╭─ Input material

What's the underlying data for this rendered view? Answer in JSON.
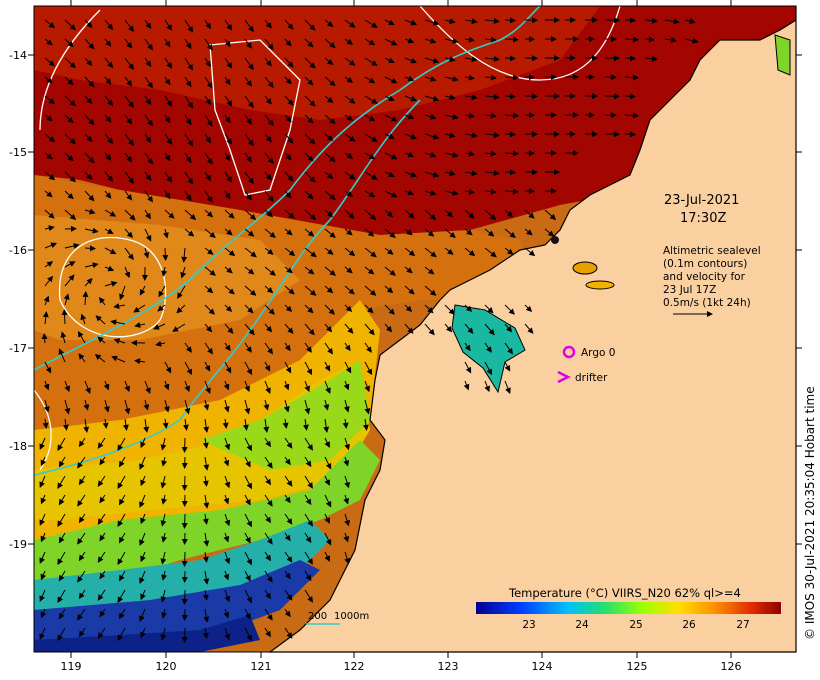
{
  "map": {
    "date": "23-Jul-2021",
    "time": "17:30Z",
    "altimetry_note": [
      "Altimetric sealevel",
      "(0.1m contours)",
      "and velocity for",
      "23 Jul 17Z",
      "0.5m/s (1kt 24h)"
    ],
    "legend": {
      "argo_label": "Argo 0",
      "drifter_label": "drifter",
      "argo_color": "#e000e0",
      "drifter_color": "#e000e0"
    },
    "colorbar": {
      "title": "Temperature (°C) VIIRS_N20 62% ql>=4",
      "ticks": [
        "23",
        "24",
        "25",
        "26",
        "27"
      ]
    },
    "bathymetry": {
      "label_200": "200",
      "label_1000": "1000m",
      "color": "#33cccc"
    },
    "credit": "© IMOS 30-Jul-2021 20:35:04 Hobart time",
    "lon_ticks": [
      "119",
      "120",
      "121",
      "122",
      "123",
      "124",
      "125",
      "126"
    ],
    "lat_ticks": [
      "-14",
      "-15",
      "-16",
      "-17",
      "-18",
      "-19"
    ],
    "colors": {
      "land": "#fbd0a0",
      "coast": "#000000",
      "sst_hot": "#a30000",
      "sst_warm": "#d96a10",
      "sst_mid": "#f2b800",
      "sst_cool": "#55cc33",
      "sst_cold": "#1a3aa8",
      "contour": "#ffffff"
    }
  }
}
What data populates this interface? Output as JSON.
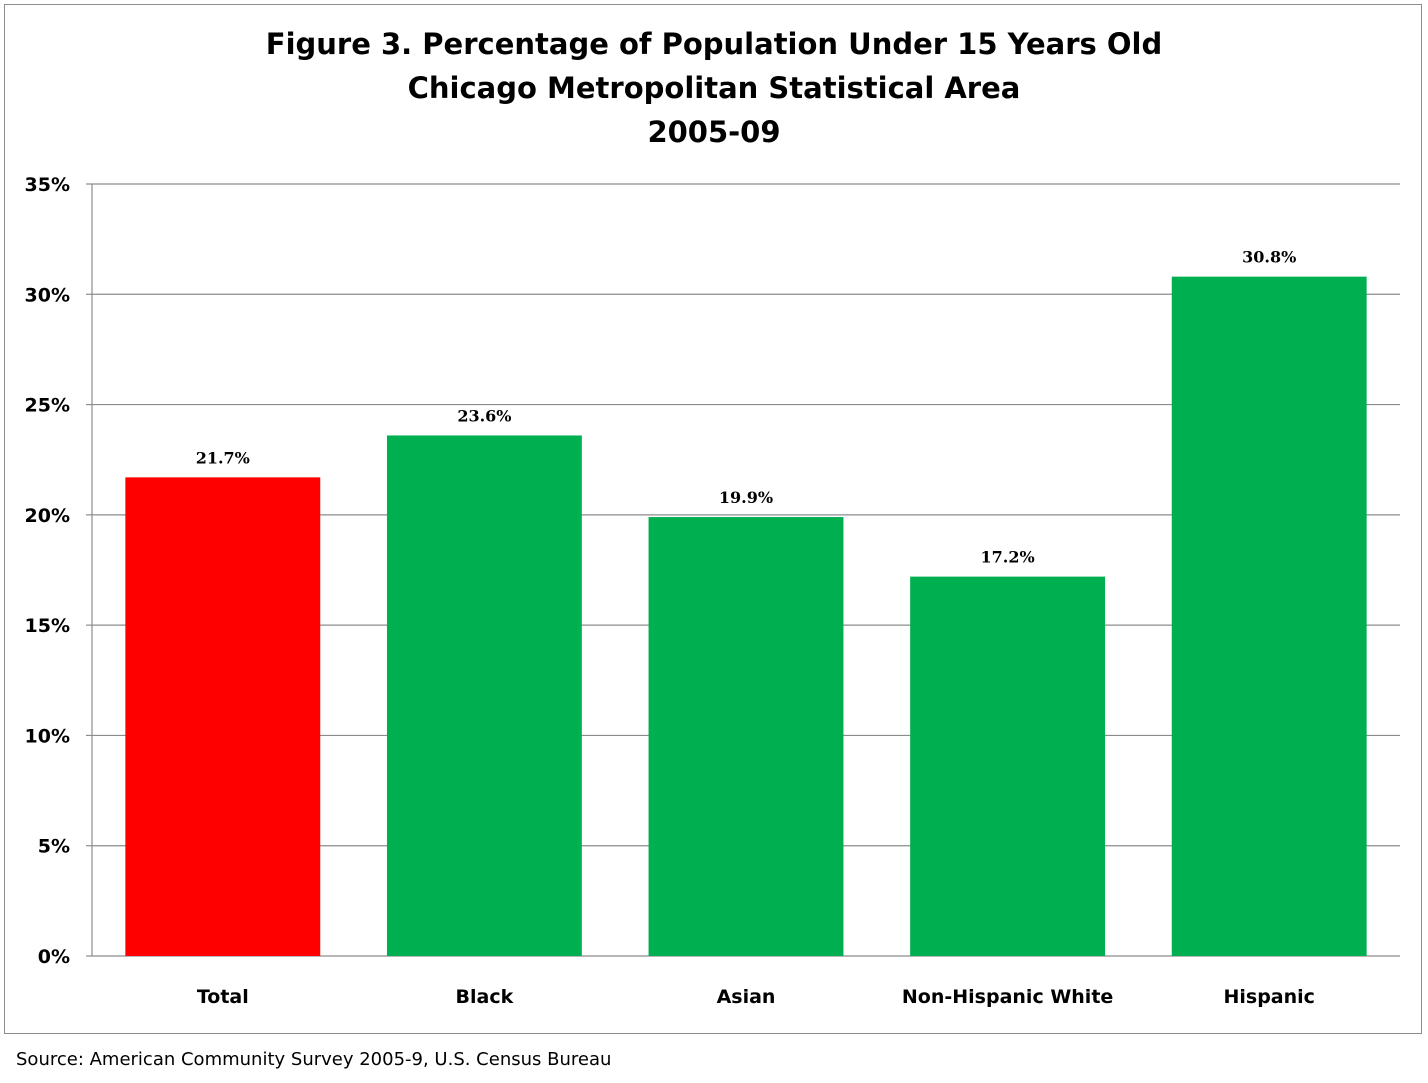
{
  "chart_data": {
    "type": "bar",
    "title_lines": [
      "Figure 3. Percentage of Population Under 15 Years Old",
      "Chicago Metropolitan Statistical Area",
      "2005-09"
    ],
    "categories": [
      "Total",
      "Black",
      "Asian",
      "Non-Hispanic White",
      "Hispanic"
    ],
    "values": [
      21.7,
      23.6,
      19.9,
      17.2,
      30.8
    ],
    "data_labels": [
      "21.7%",
      "23.6%",
      "19.9%",
      "17.2%",
      "30.8%"
    ],
    "bar_colors": [
      "#ff0000",
      "#00b050",
      "#00b050",
      "#00b050",
      "#00b050"
    ],
    "ylim": [
      0,
      35
    ],
    "yticks": [
      0,
      5,
      10,
      15,
      20,
      25,
      30,
      35
    ],
    "ytick_labels": [
      "0%",
      "5%",
      "10%",
      "15%",
      "20%",
      "25%",
      "30%",
      "35%"
    ],
    "xlabel": "",
    "ylabel": "",
    "grid": true,
    "legend": "none"
  },
  "source_note": "Source: American Community Survey 2005-9, U.S. Census Bureau"
}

╰─

■ The exercise:
Reproduce all the entries that precede this task, word for word, minus any pictures.

■ Solution to the problem:
What's the underlying data for this rendered view? Answer in JSON.
{
  "map": {
    "date": "23-Jul-2021",
    "time": "17:30Z",
    "altimetry_note": [
      "Altimetric sealevel",
      "(0.1m contours)",
      "and velocity for",
      "23 Jul 17Z",
      "0.5m/s (1kt 24h)"
    ],
    "legend": {
      "argo_label": "Argo 0",
      "drifter_label": "drifter",
      "argo_color": "#e000e0",
      "drifter_color": "#e000e0"
    },
    "colorbar": {
      "title": "Temperature (°C) VIIRS_N20 62% ql>=4",
      "ticks": [
        "23",
        "24",
        "25",
        "26",
        "27"
      ]
    },
    "bathymetry": {
      "label_200": "200",
      "label_1000": "1000m",
      "color": "#33cccc"
    },
    "credit": "© IMOS 30-Jul-2021 20:35:04 Hobart time",
    "lon_ticks": [
      "119",
      "120",
      "121",
      "122",
      "123",
      "124",
      "125",
      "126"
    ],
    "lat_ticks": [
      "-14",
      "-15",
      "-16",
      "-17",
      "-18",
      "-19"
    ],
    "colors": {
      "land": "#fbd0a0",
      "coast": "#000000",
      "sst_hot": "#a30000",
      "sst_warm": "#d96a10",
      "sst_mid": "#f2b800",
      "sst_cool": "#55cc33",
      "sst_cold": "#1a3aa8",
      "contour": "#ffffff"
    }
  }
}
What data populates this interface? Output as JSON.
{
  "chart_data": {
    "type": "bar",
    "title_lines": [
      "Figure 3. Percentage of Population Under 15 Years Old",
      "Chicago Metropolitan Statistical Area",
      "2005-09"
    ],
    "categories": [
      "Total",
      "Black",
      "Asian",
      "Non-Hispanic White",
      "Hispanic"
    ],
    "values": [
      21.7,
      23.6,
      19.9,
      17.2,
      30.8
    ],
    "data_labels": [
      "21.7%",
      "23.6%",
      "19.9%",
      "17.2%",
      "30.8%"
    ],
    "bar_colors": [
      "#ff0000",
      "#00b050",
      "#00b050",
      "#00b050",
      "#00b050"
    ],
    "ylim": [
      0,
      35
    ],
    "yticks": [
      0,
      5,
      10,
      15,
      20,
      25,
      30,
      35
    ],
    "ytick_labels": [
      "0%",
      "5%",
      "10%",
      "15%",
      "20%",
      "25%",
      "30%",
      "35%"
    ],
    "xlabel": "",
    "ylabel": "",
    "grid": true,
    "legend": "none"
  },
  "source_note": "Source: American Community Survey 2005-9, U.S. Census Bureau"
}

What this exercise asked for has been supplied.